++++ Material ++++
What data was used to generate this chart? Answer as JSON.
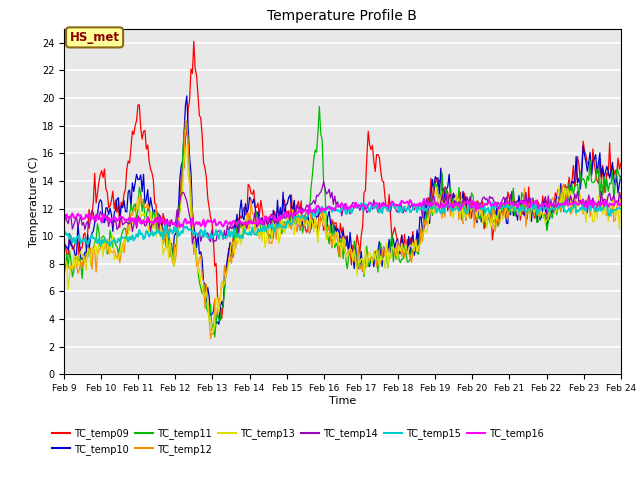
{
  "title": "Temperature Profile B",
  "xlabel": "Time",
  "ylabel": "Temperature (C)",
  "ylim": [
    0,
    25
  ],
  "yticks": [
    0,
    2,
    4,
    6,
    8,
    10,
    12,
    14,
    16,
    18,
    20,
    22,
    24
  ],
  "annotation_text": "HS_met",
  "annotation_box_color": "#FFFF99",
  "annotation_box_edge": "#8B6914",
  "annotation_text_color": "#8B0000",
  "background_color": "#E8E8E8",
  "fig_background": "#FFFFFF",
  "grid_color": "white",
  "series_colors": {
    "TC_temp09": "#FF0000",
    "TC_temp10": "#0000CC",
    "TC_temp11": "#00BB00",
    "TC_temp12": "#FF8C00",
    "TC_temp13": "#DDDD00",
    "TC_temp14": "#9900BB",
    "TC_temp15": "#00CCCC",
    "TC_temp16": "#FF00FF"
  },
  "x_labels": [
    "Feb 9",
    "Feb 10",
    "Feb 11",
    "Feb 12",
    "Feb 13",
    "Feb 14",
    "Feb 15",
    "Feb 16",
    "Feb 17",
    "Feb 18",
    "Feb 19",
    "Feb 20",
    "Feb 21",
    "Feb 22",
    "Feb 23",
    "Feb 24"
  ],
  "x_positions": [
    0,
    1,
    2,
    3,
    4,
    5,
    6,
    7,
    8,
    9,
    10,
    11,
    12,
    13,
    14,
    15
  ],
  "legend_order": [
    "TC_temp09",
    "TC_temp10",
    "TC_temp11",
    "TC_temp12",
    "TC_temp13",
    "TC_temp14",
    "TC_temp15",
    "TC_temp16"
  ]
}
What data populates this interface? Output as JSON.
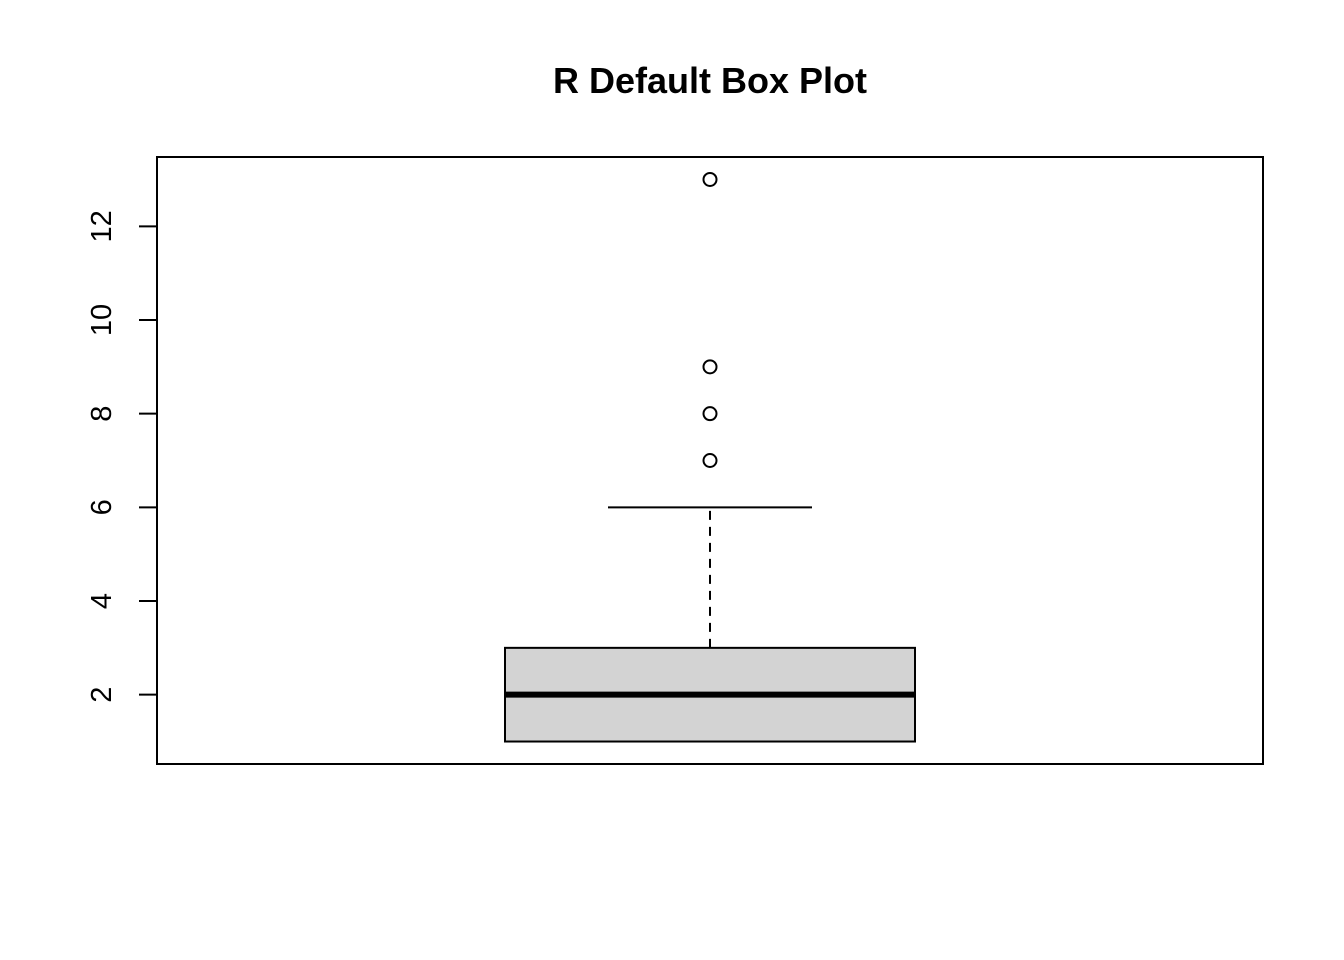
++++
Copy the records above exactly, leaving out every picture.

What data was used to generate this chart? Answer as JSON.
{
  "title": "Temperature Profile B",
  "xlabel": "Time",
  "ylabel": "Temperature (C)",
  "ylim": [
    0,
    25
  ],
  "yticks": [
    0,
    2,
    4,
    6,
    8,
    10,
    12,
    14,
    16,
    18,
    20,
    22,
    24
  ],
  "annotation_text": "HS_met",
  "annotation_box_color": "#FFFF99",
  "annotation_box_edge": "#8B6914",
  "annotation_text_color": "#8B0000",
  "background_color": "#E8E8E8",
  "fig_background": "#FFFFFF",
  "grid_color": "white",
  "series_colors": {
    "TC_temp09": "#FF0000",
    "TC_temp10": "#0000CC",
    "TC_temp11": "#00BB00",
    "TC_temp12": "#FF8C00",
    "TC_temp13": "#DDDD00",
    "TC_temp14": "#9900BB",
    "TC_temp15": "#00CCCC",
    "TC_temp16": "#FF00FF"
  },
  "x_labels": [
    "Feb 9",
    "Feb 10",
    "Feb 11",
    "Feb 12",
    "Feb 13",
    "Feb 14",
    "Feb 15",
    "Feb 16",
    "Feb 17",
    "Feb 18",
    "Feb 19",
    "Feb 20",
    "Feb 21",
    "Feb 22",
    "Feb 23",
    "Feb 24"
  ],
  "x_positions": [
    0,
    1,
    2,
    3,
    4,
    5,
    6,
    7,
    8,
    9,
    10,
    11,
    12,
    13,
    14,
    15
  ],
  "legend_order": [
    "TC_temp09",
    "TC_temp10",
    "TC_temp11",
    "TC_temp12",
    "TC_temp13",
    "TC_temp14",
    "TC_temp15",
    "TC_temp16"
  ]
}
What data populates this interface? Output as JSON.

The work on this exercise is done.